>> Begin Dataset content

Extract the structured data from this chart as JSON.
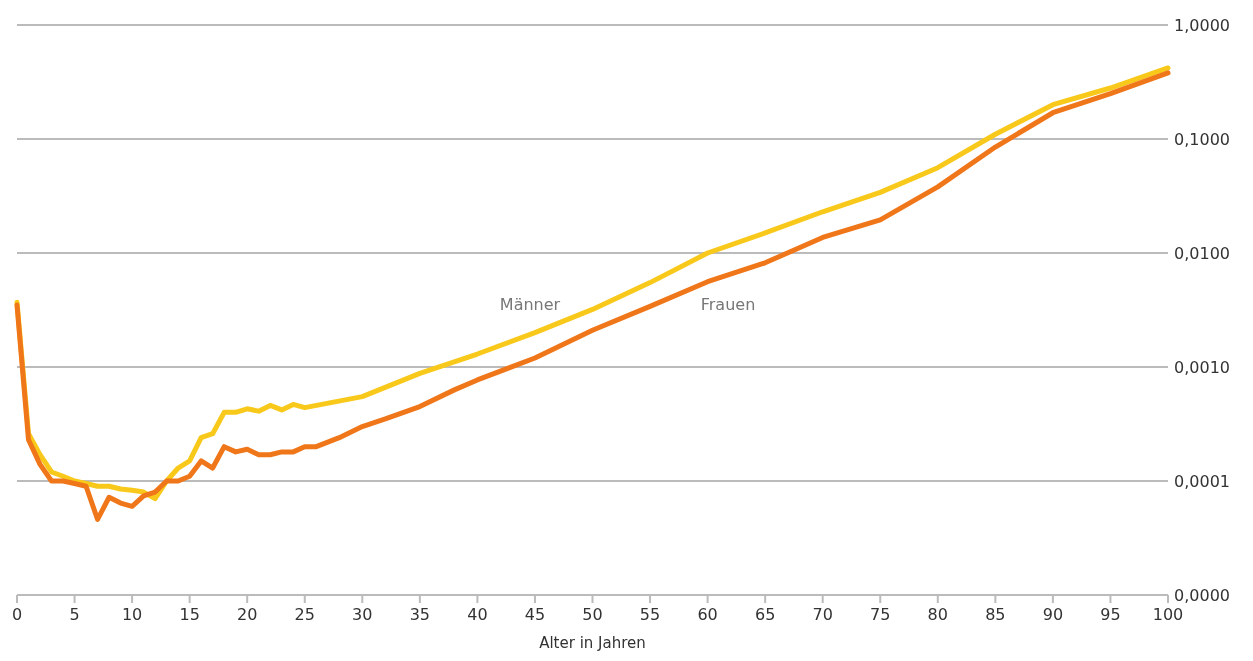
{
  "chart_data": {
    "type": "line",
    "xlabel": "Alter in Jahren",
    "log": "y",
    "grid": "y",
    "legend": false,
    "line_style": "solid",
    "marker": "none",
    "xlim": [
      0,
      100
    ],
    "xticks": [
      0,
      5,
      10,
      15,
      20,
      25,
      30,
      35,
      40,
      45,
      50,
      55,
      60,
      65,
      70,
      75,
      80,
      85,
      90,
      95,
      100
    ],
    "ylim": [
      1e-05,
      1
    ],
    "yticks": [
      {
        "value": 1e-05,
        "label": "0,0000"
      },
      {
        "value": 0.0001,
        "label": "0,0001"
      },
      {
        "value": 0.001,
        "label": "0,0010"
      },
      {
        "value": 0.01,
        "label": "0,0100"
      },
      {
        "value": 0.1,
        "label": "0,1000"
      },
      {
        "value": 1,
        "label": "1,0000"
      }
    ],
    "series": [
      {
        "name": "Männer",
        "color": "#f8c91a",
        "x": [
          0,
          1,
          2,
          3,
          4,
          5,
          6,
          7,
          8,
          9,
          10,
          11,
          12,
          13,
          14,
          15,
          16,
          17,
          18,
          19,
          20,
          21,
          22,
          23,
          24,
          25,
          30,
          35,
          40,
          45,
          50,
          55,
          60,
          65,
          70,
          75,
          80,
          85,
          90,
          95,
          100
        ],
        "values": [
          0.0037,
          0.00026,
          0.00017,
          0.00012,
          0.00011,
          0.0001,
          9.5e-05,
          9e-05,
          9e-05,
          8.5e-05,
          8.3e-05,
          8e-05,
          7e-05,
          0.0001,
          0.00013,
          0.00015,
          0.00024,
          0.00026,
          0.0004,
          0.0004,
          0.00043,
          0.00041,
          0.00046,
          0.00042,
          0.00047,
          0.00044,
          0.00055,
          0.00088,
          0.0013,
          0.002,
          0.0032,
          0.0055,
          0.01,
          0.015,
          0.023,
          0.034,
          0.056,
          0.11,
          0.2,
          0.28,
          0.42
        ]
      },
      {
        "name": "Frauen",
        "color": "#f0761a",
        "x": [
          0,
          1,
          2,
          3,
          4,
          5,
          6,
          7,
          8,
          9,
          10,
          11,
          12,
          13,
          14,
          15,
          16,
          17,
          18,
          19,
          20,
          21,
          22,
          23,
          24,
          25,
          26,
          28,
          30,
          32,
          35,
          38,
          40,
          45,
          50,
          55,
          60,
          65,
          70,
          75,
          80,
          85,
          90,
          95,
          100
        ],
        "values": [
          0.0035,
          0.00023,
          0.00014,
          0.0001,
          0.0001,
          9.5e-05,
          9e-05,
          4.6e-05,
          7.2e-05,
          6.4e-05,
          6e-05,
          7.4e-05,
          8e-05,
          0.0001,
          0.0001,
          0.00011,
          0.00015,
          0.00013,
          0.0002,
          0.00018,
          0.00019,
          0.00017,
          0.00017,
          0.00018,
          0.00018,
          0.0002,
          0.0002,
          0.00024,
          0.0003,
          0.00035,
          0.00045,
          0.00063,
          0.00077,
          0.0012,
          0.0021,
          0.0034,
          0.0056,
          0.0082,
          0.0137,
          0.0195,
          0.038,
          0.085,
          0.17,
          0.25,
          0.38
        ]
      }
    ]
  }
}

>> End Dataset content
>> Begin Dataset content

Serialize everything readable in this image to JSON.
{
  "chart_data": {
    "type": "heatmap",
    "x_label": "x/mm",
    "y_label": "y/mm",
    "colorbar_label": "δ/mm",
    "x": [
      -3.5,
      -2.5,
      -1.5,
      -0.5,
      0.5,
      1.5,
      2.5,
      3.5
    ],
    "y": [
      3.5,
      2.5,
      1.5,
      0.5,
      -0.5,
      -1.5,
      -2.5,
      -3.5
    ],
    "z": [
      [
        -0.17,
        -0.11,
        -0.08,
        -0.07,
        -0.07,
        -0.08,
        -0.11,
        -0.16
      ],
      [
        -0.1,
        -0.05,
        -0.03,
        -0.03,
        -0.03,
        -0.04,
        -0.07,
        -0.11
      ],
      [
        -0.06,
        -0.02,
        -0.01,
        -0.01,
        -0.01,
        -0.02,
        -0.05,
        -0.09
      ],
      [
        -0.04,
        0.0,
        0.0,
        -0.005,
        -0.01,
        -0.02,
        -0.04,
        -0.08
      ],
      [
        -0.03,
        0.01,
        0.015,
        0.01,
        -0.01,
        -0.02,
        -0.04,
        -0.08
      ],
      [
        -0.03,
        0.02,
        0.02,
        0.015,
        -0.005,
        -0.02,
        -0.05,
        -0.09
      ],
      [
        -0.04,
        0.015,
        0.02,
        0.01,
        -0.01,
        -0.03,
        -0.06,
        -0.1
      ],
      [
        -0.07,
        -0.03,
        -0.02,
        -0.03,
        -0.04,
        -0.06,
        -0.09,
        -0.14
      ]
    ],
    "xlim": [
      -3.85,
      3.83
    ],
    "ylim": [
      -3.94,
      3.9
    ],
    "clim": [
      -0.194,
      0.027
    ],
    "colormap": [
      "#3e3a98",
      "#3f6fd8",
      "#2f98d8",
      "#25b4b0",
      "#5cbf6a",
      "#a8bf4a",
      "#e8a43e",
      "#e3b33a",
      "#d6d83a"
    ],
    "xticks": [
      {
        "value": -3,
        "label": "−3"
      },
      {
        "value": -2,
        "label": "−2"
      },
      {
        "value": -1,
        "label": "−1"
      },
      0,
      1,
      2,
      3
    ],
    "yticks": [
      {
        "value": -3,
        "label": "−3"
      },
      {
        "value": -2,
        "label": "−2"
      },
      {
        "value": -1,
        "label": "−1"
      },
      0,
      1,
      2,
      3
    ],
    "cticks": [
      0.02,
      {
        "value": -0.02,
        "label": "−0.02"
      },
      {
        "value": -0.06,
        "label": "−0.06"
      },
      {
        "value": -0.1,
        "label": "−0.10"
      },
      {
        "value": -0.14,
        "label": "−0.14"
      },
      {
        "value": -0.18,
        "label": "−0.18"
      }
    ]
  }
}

>> End Dataset content
>> Begin Dataset content

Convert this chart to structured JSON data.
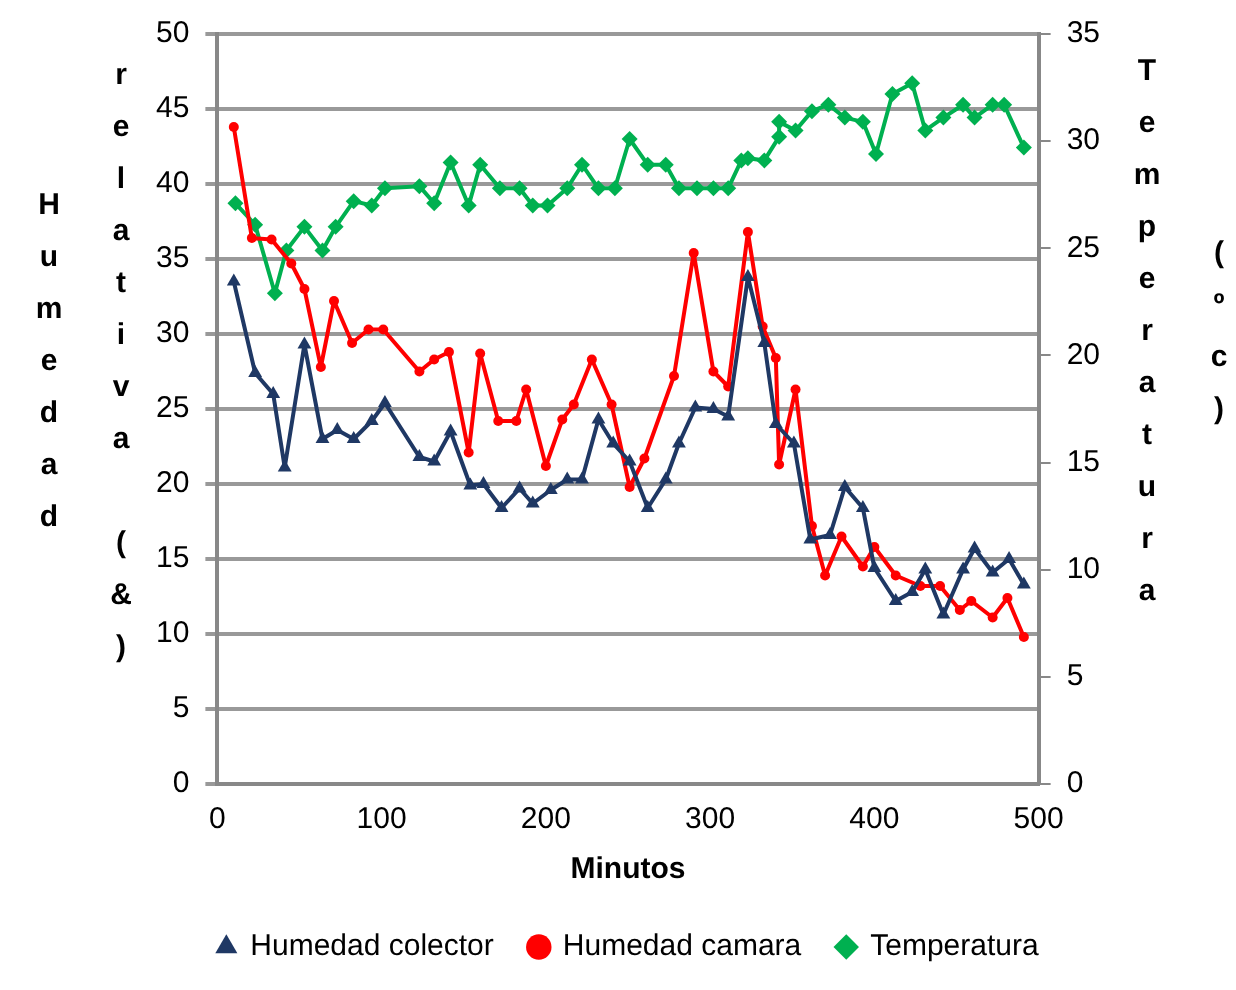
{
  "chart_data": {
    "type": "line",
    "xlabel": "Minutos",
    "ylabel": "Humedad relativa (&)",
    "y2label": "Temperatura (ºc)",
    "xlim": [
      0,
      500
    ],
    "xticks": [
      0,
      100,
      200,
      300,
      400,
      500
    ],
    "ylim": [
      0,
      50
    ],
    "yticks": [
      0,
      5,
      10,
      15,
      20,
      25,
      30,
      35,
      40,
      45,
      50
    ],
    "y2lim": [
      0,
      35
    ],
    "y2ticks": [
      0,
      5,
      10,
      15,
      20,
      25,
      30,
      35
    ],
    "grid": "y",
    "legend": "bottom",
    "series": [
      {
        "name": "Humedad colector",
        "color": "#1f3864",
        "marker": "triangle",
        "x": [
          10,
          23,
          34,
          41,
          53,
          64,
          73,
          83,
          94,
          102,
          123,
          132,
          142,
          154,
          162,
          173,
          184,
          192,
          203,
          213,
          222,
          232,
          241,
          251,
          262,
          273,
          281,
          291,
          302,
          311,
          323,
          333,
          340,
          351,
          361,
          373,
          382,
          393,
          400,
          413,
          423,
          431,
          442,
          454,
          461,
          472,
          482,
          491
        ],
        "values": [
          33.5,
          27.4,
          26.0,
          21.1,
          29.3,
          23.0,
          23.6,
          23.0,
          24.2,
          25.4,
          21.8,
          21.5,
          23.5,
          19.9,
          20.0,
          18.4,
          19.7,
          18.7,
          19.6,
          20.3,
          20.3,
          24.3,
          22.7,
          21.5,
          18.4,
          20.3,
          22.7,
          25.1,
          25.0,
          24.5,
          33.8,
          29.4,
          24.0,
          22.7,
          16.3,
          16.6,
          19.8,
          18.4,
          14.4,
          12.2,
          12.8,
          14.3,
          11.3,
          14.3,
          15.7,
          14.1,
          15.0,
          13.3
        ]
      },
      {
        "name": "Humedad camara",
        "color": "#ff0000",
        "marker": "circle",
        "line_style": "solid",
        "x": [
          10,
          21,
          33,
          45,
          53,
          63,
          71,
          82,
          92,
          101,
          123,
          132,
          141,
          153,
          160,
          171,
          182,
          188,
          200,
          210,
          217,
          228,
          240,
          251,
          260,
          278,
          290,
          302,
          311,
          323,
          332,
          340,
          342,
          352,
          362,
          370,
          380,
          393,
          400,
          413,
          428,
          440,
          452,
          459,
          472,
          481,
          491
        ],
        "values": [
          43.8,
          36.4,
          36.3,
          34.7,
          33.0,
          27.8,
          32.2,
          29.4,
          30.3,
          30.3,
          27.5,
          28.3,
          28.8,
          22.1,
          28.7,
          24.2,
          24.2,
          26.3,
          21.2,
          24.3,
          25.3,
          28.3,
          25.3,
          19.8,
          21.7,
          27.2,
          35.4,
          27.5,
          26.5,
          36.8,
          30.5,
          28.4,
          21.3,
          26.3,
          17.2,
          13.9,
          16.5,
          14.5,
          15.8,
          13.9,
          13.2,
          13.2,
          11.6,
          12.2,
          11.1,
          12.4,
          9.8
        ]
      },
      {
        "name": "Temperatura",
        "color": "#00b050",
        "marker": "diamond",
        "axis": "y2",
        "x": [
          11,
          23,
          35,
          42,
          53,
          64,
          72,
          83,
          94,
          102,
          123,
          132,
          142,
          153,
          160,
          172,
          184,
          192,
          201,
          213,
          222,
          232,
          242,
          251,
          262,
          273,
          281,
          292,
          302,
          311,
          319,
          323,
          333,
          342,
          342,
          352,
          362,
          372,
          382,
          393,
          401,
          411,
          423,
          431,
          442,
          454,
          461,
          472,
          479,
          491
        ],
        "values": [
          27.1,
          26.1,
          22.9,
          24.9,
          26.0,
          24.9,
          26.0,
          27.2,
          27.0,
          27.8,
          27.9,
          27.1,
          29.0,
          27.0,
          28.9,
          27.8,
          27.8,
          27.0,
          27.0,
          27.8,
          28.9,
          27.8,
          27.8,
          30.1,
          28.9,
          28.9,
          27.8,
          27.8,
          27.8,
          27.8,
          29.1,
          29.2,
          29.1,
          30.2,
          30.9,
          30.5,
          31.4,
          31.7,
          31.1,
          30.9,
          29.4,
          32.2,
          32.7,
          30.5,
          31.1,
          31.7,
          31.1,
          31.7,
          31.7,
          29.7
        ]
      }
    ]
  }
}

>> End Dataset content

Search the data for the word "Humedad" and copy each line where it appears.

- **Task output**
    "ylabel": "Humedad relativa (&)",
        "name": "Humedad colector",
        "name": "Humedad camara",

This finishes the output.